→ Short task: Using the entries that follow, collect the lines where the word "identity" appears.

►

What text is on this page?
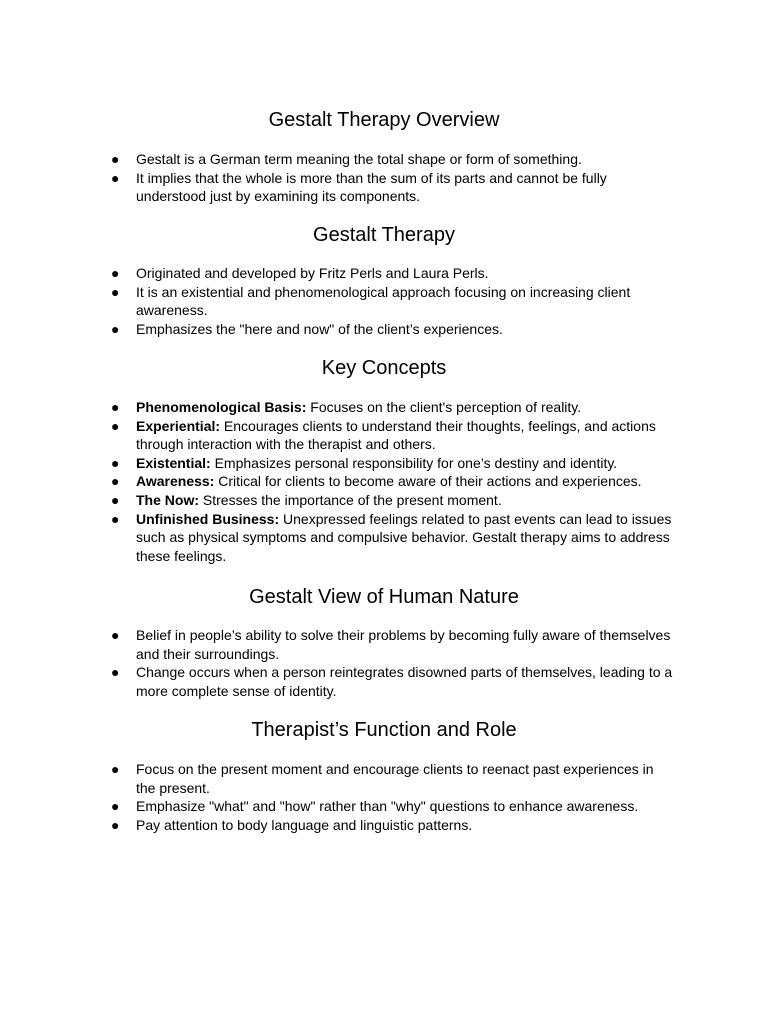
Gestalt Therapy Overview
● Gestalt is a German term meaning the total shape or form of something.
● It implies that the whole is more than the sum of its parts and cannot be fully understood just by examining its components.
Gestalt Therapy
● Originated and developed by Fritz Perls and Laura Perls.
● It is an existential and phenomenological approach focusing on increasing client awareness.
● Emphasizes the "here and now" of the client’s experiences.
Key Concepts
● Phenomenological Basis: Focuses on the client's perception of reality.
● Experiential: Encourages clients to understand their thoughts, feelings, and actions through interaction with the therapist and others.
● Existential: Emphasizes personal responsibility for one’s destiny and identity.
● Awareness: Critical for clients to become aware of their actions and experiences.
● The Now: Stresses the importance of the present moment.
● Unfinished Business: Unexpressed feelings related to past events can lead to issues such as physical symptoms and compulsive behavior. Gestalt therapy aims to address these feelings.
Gestalt View of Human Nature
● Belief in people’s ability to solve their problems by becoming fully aware of themselves and their surroundings.
● Change occurs when a person reintegrates disowned parts of themselves, leading to a more complete sense of identity.
Therapist’s Function and Role
● Focus on the present moment and encourage clients to reenact past experiences in the present.
● Emphasize "what" and "how" rather than "why" questions to enhance awareness.
● Pay attention to body language and linguistic patterns.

◄

→ Correct result:
● Existential: Emphasizes personal responsibility for one’s destiny and identity.
● Change occurs when a person reintegrates disowned parts of themselves, leading to a more complete sense of identity.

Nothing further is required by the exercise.